What you have to do:
Using the listing below, copy every line that mentions "noise".

begin Records supplied

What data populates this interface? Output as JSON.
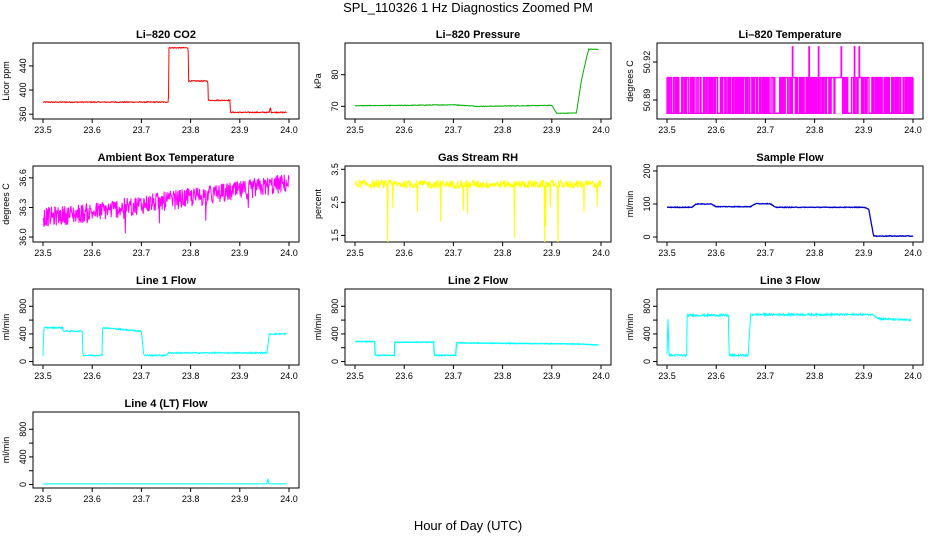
{
  "figure": {
    "title": "SPL_110326  1 Hz Diagnostics Zoomed PM",
    "xlabel": "Hour of Day (UTC)"
  },
  "chart_data": [
    {
      "id": "co2",
      "type": "line",
      "title": "Li–820 CO2",
      "ylabel": "Licor ppm",
      "color": "#ff0000",
      "xlim": [
        23.5,
        24.0
      ],
      "ylim": [
        352,
        478
      ],
      "xticks": [
        23.5,
        23.6,
        23.7,
        23.8,
        23.9,
        24.0
      ],
      "xtick_labels": [
        "23.5",
        "23.6",
        "23.7",
        "23.8",
        "23.9",
        "24.0"
      ],
      "yticks": [
        360,
        400,
        440
      ],
      "ytick_labels": [
        "360",
        "400",
        "440"
      ],
      "noise": 0.8,
      "x": [
        23.5,
        23.755,
        23.756,
        23.795,
        23.796,
        23.835,
        23.836,
        23.88,
        23.881,
        23.96,
        23.962,
        23.964,
        23.995
      ],
      "y": [
        380,
        380,
        470,
        470,
        415,
        415,
        383,
        383,
        363,
        363,
        372,
        363,
        363
      ]
    },
    {
      "id": "pressure",
      "type": "line",
      "title": "Li–820 Pressure",
      "ylabel": "kPa",
      "color": "#00b000",
      "xlim": [
        23.5,
        24.0
      ],
      "ylim": [
        66,
        90
      ],
      "xticks": [
        23.5,
        23.6,
        23.7,
        23.8,
        23.9,
        24.0
      ],
      "xtick_labels": [
        "23.5",
        "23.6",
        "23.7",
        "23.8",
        "23.9",
        "24.0"
      ],
      "yticks": [
        70,
        80
      ],
      "ytick_labels": [
        "70",
        "80"
      ],
      "noise": 0.1,
      "x": [
        23.5,
        23.6,
        23.7,
        23.75,
        23.9,
        23.91,
        23.95,
        23.96,
        23.97,
        23.975,
        23.995
      ],
      "y": [
        70.2,
        70.3,
        70.5,
        70.0,
        70.3,
        67.8,
        67.9,
        78,
        85,
        88,
        88
      ]
    },
    {
      "id": "licor-temp",
      "type": "line",
      "title": "Li–820 Temperature",
      "ylabel": "degrees C",
      "color": "#ff00ff",
      "xlim": [
        23.5,
        24.0
      ],
      "ylim": [
        50.875,
        50.935
      ],
      "xticks": [
        23.5,
        23.6,
        23.7,
        23.8,
        23.9,
        24.0
      ],
      "xtick_labels": [
        "23.5",
        "23.6",
        "23.7",
        "23.8",
        "23.9",
        "24.0"
      ],
      "yticks": [
        50.89,
        50.92
      ],
      "ytick_labels": [
        "50.89",
        "50.92"
      ],
      "levels": [
        50.8795,
        50.9077
      ],
      "spikes": 50.932,
      "x": [
        23.5,
        24.0
      ],
      "y": [
        50.8795,
        50.9077
      ]
    },
    {
      "id": "box-temp",
      "type": "line",
      "title": "Ambient Box Temperature",
      "ylabel": "degrees C",
      "color": "#ff00ff",
      "xlim": [
        23.5,
        24.0
      ],
      "ylim": [
        35.95,
        36.72
      ],
      "xticks": [
        23.5,
        23.6,
        23.7,
        23.8,
        23.9,
        24.0
      ],
      "xtick_labels": [
        "23.5",
        "23.6",
        "23.7",
        "23.8",
        "23.9",
        "24.0"
      ],
      "yticks": [
        36.0,
        36.3,
        36.6
      ],
      "ytick_labels": [
        "36.0",
        "36.3",
        "36.6"
      ],
      "noise": 0.1,
      "x": [
        23.5,
        23.6,
        23.7,
        23.8,
        23.9,
        24.0
      ],
      "y": [
        36.2,
        36.25,
        36.33,
        36.4,
        36.47,
        36.55
      ]
    },
    {
      "id": "rh",
      "type": "line",
      "title": "Gas Stream RH",
      "ylabel": "percent",
      "color": "#ffff00",
      "xlim": [
        23.5,
        24.0
      ],
      "ylim": [
        1.3,
        3.6
      ],
      "xticks": [
        23.5,
        23.6,
        23.7,
        23.8,
        23.9,
        24.0
      ],
      "xtick_labels": [
        "23.5",
        "23.6",
        "23.7",
        "23.8",
        "23.9",
        "24.0"
      ],
      "yticks": [
        1.5,
        2.5,
        3.5
      ],
      "ytick_labels": [
        "1.5",
        "2.5",
        "3.5"
      ],
      "noise": 0.12,
      "x": [
        23.5,
        24.0
      ],
      "y": [
        3.05,
        3.05
      ]
    },
    {
      "id": "sample-flow",
      "type": "line",
      "title": "Sample Flow",
      "ylabel": "ml/min",
      "color": "#0000cc",
      "xlim": [
        23.5,
        24.0
      ],
      "ylim": [
        -15,
        215
      ],
      "xticks": [
        23.5,
        23.6,
        23.7,
        23.8,
        23.9,
        24.0
      ],
      "xtick_labels": [
        "23.5",
        "23.6",
        "23.7",
        "23.8",
        "23.9",
        "24.0"
      ],
      "yticks": [
        0,
        100,
        200
      ],
      "ytick_labels": [
        "0",
        "100",
        "200"
      ],
      "noise": 1,
      "x": [
        23.5,
        23.55,
        23.56,
        23.59,
        23.6,
        23.67,
        23.68,
        23.71,
        23.72,
        23.9,
        23.91,
        23.92,
        24.0
      ],
      "y": [
        90,
        90,
        100,
        100,
        92,
        92,
        101,
        101,
        90,
        90,
        85,
        3,
        3
      ]
    },
    {
      "id": "line1-flow",
      "type": "line",
      "title": "Line 1 Flow",
      "ylabel": "ml/min",
      "color": "#00ffff",
      "xlim": [
        23.5,
        24.0
      ],
      "ylim": [
        -50,
        1050
      ],
      "xticks": [
        23.5,
        23.6,
        23.7,
        23.8,
        23.9,
        24.0
      ],
      "xtick_labels": [
        "23.5",
        "23.6",
        "23.7",
        "23.8",
        "23.9",
        "24.0"
      ],
      "yticks": [
        0,
        200,
        400,
        600,
        800
      ],
      "ytick_labels": [
        "0",
        "400",
        "800"
      ],
      "noise": 10,
      "x": [
        23.5,
        23.502,
        23.54,
        23.541,
        23.58,
        23.581,
        23.62,
        23.621,
        23.7,
        23.705,
        23.75,
        23.755,
        23.955,
        23.96,
        23.995
      ],
      "y": [
        90,
        490,
        490,
        440,
        440,
        90,
        90,
        490,
        440,
        90,
        90,
        125,
        125,
        400,
        400
      ]
    },
    {
      "id": "line2-flow",
      "type": "line",
      "title": "Line 2 Flow",
      "ylabel": "ml/min",
      "color": "#00ffff",
      "xlim": [
        23.5,
        24.0
      ],
      "ylim": [
        -50,
        1050
      ],
      "xticks": [
        23.5,
        23.6,
        23.7,
        23.8,
        23.9,
        24.0
      ],
      "xtick_labels": [
        "23.5",
        "23.6",
        "23.7",
        "23.8",
        "23.9",
        "24.0"
      ],
      "yticks": [
        0,
        200,
        400,
        600,
        800
      ],
      "ytick_labels": [
        "0",
        "400",
        "800"
      ],
      "noise": 5,
      "x": [
        23.5,
        23.54,
        23.541,
        23.58,
        23.581,
        23.66,
        23.661,
        23.705,
        23.706,
        23.95,
        23.995
      ],
      "y": [
        290,
        290,
        90,
        90,
        280,
        280,
        90,
        90,
        270,
        255,
        240
      ]
    },
    {
      "id": "line3-flow",
      "type": "line",
      "title": "Line 3 Flow",
      "ylabel": "ml/min",
      "color": "#00ffff",
      "xlim": [
        23.5,
        24.0
      ],
      "ylim": [
        -50,
        1050
      ],
      "xticks": [
        23.5,
        23.6,
        23.7,
        23.8,
        23.9,
        24.0
      ],
      "xtick_labels": [
        "23.5",
        "23.6",
        "23.7",
        "23.8",
        "23.9",
        "24.0"
      ],
      "yticks": [
        0,
        200,
        400,
        600,
        800
      ],
      "ytick_labels": [
        "0",
        "400",
        "800"
      ],
      "noise": 15,
      "x": [
        23.5,
        23.502,
        23.504,
        23.54,
        23.541,
        23.625,
        23.626,
        23.665,
        23.67,
        23.92,
        23.93,
        23.995
      ],
      "y": [
        120,
        650,
        90,
        90,
        670,
        670,
        90,
        90,
        680,
        680,
        620,
        600
      ]
    },
    {
      "id": "line4-flow",
      "type": "line",
      "title": "Line 4 (LT) Flow",
      "ylabel": "ml/min",
      "color": "#00ffff",
      "xlim": [
        23.5,
        24.0
      ],
      "ylim": [
        -50,
        1050
      ],
      "xticks": [
        23.5,
        23.6,
        23.7,
        23.8,
        23.9,
        24.0
      ],
      "xtick_labels": [
        "23.5",
        "23.6",
        "23.7",
        "23.8",
        "23.9",
        "24.0"
      ],
      "yticks": [
        0,
        200,
        400,
        600,
        800
      ],
      "ytick_labels": [
        "0",
        "400",
        "800"
      ],
      "noise": 2,
      "x": [
        23.5,
        23.955,
        23.957,
        23.959,
        23.995
      ],
      "y": [
        10,
        10,
        90,
        10,
        10
      ]
    }
  ]
}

end Records supplied

Full answer:
      "noise": 0.8,
      "noise": 0.1,
      "noise": 0.1,
      "noise": 0.12,
      "noise": 1,
      "noise": 10,
      "noise": 5,
      "noise": 15,
      "noise": 2,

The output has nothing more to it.